Exercise objective -> Copy the data below word for word, starting at its very first line and ending at the line that contains "- currency-row: EUR: [274, 225, 1238, 252]", with both of those lines included.

:: Supplied records

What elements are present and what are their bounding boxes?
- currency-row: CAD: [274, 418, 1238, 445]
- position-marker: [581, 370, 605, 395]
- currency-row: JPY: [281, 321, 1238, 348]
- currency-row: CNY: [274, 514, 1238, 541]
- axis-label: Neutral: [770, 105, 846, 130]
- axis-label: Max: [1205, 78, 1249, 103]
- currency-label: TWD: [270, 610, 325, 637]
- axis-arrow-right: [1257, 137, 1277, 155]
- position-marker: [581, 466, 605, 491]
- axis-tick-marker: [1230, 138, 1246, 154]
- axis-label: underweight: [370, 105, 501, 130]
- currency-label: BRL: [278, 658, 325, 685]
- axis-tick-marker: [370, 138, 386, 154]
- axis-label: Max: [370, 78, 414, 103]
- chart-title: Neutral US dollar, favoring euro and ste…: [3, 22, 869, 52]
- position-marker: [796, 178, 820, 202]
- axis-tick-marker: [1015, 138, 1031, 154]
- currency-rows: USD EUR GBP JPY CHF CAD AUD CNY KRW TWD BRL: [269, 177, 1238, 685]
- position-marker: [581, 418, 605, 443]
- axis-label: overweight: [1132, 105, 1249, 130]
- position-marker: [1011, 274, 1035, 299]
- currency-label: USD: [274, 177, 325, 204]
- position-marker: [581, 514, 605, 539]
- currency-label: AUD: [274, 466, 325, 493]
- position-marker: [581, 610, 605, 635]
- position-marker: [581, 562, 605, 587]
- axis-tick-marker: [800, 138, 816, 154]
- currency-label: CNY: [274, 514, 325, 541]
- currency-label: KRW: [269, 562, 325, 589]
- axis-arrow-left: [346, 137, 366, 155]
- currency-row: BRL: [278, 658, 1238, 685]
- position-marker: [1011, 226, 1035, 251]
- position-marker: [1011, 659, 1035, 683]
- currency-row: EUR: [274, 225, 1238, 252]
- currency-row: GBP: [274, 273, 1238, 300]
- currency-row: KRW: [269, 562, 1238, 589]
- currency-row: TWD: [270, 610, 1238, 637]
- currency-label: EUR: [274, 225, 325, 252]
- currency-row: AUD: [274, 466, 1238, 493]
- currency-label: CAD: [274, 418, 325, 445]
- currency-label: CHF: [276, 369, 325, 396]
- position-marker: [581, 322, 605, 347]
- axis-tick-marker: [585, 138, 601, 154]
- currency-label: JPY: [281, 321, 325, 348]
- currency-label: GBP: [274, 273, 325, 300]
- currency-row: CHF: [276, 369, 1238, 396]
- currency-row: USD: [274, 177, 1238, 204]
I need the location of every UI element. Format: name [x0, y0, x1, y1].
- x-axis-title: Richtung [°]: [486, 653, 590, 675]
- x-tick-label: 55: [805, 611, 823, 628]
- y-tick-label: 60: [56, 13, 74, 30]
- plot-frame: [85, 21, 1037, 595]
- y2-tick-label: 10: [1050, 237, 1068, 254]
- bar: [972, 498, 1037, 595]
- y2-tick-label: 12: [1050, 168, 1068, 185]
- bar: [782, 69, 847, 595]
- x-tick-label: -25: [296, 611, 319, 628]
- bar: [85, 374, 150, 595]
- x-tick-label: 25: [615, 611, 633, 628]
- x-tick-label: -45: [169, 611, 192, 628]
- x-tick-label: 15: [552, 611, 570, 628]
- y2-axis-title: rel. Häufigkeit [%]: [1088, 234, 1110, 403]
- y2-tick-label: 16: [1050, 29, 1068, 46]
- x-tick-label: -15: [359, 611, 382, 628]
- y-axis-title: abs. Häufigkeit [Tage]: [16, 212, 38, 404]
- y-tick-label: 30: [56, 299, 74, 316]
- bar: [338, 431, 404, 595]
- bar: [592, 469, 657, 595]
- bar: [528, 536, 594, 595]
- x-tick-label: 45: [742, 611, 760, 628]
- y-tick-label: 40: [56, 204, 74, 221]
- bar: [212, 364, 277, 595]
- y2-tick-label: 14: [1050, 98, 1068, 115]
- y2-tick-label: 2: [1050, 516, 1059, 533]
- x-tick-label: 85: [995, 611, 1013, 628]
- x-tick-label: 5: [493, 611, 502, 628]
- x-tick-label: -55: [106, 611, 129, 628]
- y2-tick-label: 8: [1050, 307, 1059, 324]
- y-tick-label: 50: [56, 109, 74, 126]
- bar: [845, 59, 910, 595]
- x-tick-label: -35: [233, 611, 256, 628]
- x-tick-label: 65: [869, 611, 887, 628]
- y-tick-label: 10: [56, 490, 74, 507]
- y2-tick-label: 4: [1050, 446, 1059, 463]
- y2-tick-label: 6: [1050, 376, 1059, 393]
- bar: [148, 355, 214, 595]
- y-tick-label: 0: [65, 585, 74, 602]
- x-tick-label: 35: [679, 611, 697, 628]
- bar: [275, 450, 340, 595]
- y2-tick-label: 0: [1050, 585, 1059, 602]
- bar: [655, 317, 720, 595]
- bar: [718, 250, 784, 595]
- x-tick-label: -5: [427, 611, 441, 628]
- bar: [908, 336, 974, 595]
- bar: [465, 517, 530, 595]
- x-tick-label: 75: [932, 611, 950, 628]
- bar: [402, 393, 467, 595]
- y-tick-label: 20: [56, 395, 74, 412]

::::

Solved exercise ->
What elements are present and what are their bounding boxes?
- currency-row: CAD: [274, 418, 1238, 445]
- position-marker: [581, 370, 605, 395]
- currency-row: JPY: [281, 321, 1238, 348]
- currency-row: CNY: [274, 514, 1238, 541]
- axis-label: Neutral: [770, 105, 846, 130]
- axis-label: Max: [1205, 78, 1249, 103]
- currency-label: TWD: [270, 610, 325, 637]
- axis-arrow-right: [1257, 137, 1277, 155]
- position-marker: [581, 466, 605, 491]
- axis-tick-marker: [1230, 138, 1246, 154]
- axis-label: underweight: [370, 105, 501, 130]
- currency-label: BRL: [278, 658, 325, 685]
- axis-tick-marker: [370, 138, 386, 154]
- axis-label: Max: [370, 78, 414, 103]
- chart-title: Neutral US dollar, favoring euro and ste…: [3, 22, 869, 52]
- position-marker: [796, 178, 820, 202]
- axis-tick-marker: [1015, 138, 1031, 154]
- currency-rows: USD EUR GBP JPY CHF CAD AUD CNY KRW TWD BRL: [269, 177, 1238, 685]
- position-marker: [581, 418, 605, 443]
- axis-label: overweight: [1132, 105, 1249, 130]
- position-marker: [1011, 274, 1035, 299]
- currency-label: USD: [274, 177, 325, 204]
- position-marker: [581, 514, 605, 539]
- currency-label: AUD: [274, 466, 325, 493]
- position-marker: [581, 610, 605, 635]
- position-marker: [581, 562, 605, 587]
- axis-tick-marker: [800, 138, 816, 154]
- currency-label: CNY: [274, 514, 325, 541]
- currency-label: KRW: [269, 562, 325, 589]
- axis-arrow-left: [346, 137, 366, 155]
- currency-row: BRL: [278, 658, 1238, 685]
- position-marker: [1011, 226, 1035, 251]
- position-marker: [1011, 659, 1035, 683]
- currency-row: EUR: [274, 225, 1238, 252]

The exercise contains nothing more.